Task goal:
Count how many lines of the data below contain the string "cinq"; the reply should be that number alone.

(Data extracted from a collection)
↓↓↓

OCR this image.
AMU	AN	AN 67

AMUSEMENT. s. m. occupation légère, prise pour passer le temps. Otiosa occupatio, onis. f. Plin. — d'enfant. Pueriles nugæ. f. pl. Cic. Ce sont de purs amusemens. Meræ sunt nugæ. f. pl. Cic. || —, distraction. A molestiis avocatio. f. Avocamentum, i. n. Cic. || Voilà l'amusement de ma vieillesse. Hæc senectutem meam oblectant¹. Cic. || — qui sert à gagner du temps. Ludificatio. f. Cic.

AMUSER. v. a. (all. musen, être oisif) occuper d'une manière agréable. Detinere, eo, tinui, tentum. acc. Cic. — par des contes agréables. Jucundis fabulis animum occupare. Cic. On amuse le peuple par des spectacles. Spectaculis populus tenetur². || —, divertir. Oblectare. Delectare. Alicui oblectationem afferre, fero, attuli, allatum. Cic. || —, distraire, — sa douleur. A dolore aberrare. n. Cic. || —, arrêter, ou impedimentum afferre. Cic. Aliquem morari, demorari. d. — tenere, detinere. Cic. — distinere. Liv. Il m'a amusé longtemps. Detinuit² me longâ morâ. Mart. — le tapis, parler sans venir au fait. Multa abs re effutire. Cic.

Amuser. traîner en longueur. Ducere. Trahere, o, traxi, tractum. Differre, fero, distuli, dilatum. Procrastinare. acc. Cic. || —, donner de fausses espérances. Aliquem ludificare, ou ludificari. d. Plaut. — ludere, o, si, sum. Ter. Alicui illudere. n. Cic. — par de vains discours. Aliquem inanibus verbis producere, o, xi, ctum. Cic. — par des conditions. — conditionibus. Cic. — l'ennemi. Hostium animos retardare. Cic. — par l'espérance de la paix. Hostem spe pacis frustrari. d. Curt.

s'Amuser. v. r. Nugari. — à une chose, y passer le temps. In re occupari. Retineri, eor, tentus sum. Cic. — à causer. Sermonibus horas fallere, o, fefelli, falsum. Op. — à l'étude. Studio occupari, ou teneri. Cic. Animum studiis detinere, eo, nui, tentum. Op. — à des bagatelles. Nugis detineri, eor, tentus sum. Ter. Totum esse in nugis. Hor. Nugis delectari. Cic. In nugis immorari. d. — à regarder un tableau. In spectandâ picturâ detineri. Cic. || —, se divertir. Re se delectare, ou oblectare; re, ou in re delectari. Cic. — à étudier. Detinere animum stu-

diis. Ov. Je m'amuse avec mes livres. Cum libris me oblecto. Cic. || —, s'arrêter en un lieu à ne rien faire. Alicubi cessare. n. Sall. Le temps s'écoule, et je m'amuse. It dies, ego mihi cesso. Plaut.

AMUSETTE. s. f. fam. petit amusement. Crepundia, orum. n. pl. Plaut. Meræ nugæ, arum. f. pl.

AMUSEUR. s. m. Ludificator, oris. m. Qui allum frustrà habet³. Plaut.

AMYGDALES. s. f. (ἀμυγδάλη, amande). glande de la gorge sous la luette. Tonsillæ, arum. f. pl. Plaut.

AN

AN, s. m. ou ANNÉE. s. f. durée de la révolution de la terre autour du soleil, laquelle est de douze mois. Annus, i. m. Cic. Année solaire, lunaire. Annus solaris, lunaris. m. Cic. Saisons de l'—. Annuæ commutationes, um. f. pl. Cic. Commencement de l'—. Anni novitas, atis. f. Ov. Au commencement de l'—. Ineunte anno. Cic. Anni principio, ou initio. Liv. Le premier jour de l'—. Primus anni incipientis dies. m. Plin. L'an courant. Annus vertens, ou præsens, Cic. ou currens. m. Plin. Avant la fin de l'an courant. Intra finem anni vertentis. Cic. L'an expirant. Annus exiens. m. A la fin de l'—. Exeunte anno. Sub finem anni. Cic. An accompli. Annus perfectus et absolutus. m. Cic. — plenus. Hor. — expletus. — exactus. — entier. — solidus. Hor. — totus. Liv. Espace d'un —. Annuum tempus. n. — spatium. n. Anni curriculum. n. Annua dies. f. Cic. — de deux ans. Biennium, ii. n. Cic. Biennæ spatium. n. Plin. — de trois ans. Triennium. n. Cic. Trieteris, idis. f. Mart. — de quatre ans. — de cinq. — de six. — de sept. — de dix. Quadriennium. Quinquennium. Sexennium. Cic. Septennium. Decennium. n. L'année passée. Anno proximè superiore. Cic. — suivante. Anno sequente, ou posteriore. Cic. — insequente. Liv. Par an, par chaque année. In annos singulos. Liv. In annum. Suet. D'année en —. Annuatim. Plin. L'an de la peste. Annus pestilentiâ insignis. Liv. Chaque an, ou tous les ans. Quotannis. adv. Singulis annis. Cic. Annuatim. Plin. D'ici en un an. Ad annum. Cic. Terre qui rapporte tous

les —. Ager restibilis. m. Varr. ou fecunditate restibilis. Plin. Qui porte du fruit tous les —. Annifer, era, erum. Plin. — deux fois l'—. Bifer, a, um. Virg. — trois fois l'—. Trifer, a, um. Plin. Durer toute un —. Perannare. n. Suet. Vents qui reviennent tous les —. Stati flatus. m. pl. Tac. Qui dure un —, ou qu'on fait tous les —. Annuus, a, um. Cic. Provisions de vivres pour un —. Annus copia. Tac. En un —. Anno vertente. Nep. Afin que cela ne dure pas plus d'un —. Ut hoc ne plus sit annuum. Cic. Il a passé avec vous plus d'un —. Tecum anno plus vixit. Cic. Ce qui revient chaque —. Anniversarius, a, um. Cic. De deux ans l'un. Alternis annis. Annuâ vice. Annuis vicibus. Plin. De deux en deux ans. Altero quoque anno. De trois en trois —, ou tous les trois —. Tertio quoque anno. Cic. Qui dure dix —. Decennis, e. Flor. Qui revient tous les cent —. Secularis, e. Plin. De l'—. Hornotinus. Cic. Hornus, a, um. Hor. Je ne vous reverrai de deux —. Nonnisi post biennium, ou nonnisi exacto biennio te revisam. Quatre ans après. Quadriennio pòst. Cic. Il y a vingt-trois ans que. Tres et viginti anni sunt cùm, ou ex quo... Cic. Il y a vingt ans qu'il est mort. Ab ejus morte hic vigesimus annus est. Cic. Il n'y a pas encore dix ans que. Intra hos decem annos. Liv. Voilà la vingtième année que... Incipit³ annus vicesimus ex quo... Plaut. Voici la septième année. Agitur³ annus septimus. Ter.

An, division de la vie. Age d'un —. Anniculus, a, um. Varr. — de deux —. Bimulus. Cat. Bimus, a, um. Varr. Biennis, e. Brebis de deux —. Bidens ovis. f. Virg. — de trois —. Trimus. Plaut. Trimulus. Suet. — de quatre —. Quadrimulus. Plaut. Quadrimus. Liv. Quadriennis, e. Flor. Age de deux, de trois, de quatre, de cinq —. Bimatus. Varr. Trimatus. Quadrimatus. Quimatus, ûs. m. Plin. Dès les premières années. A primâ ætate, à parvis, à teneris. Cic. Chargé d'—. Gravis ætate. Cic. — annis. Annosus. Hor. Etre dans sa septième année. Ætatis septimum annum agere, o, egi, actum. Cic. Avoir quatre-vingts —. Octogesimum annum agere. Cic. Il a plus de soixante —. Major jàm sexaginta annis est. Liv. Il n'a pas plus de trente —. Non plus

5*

↑↑↑

Result:
2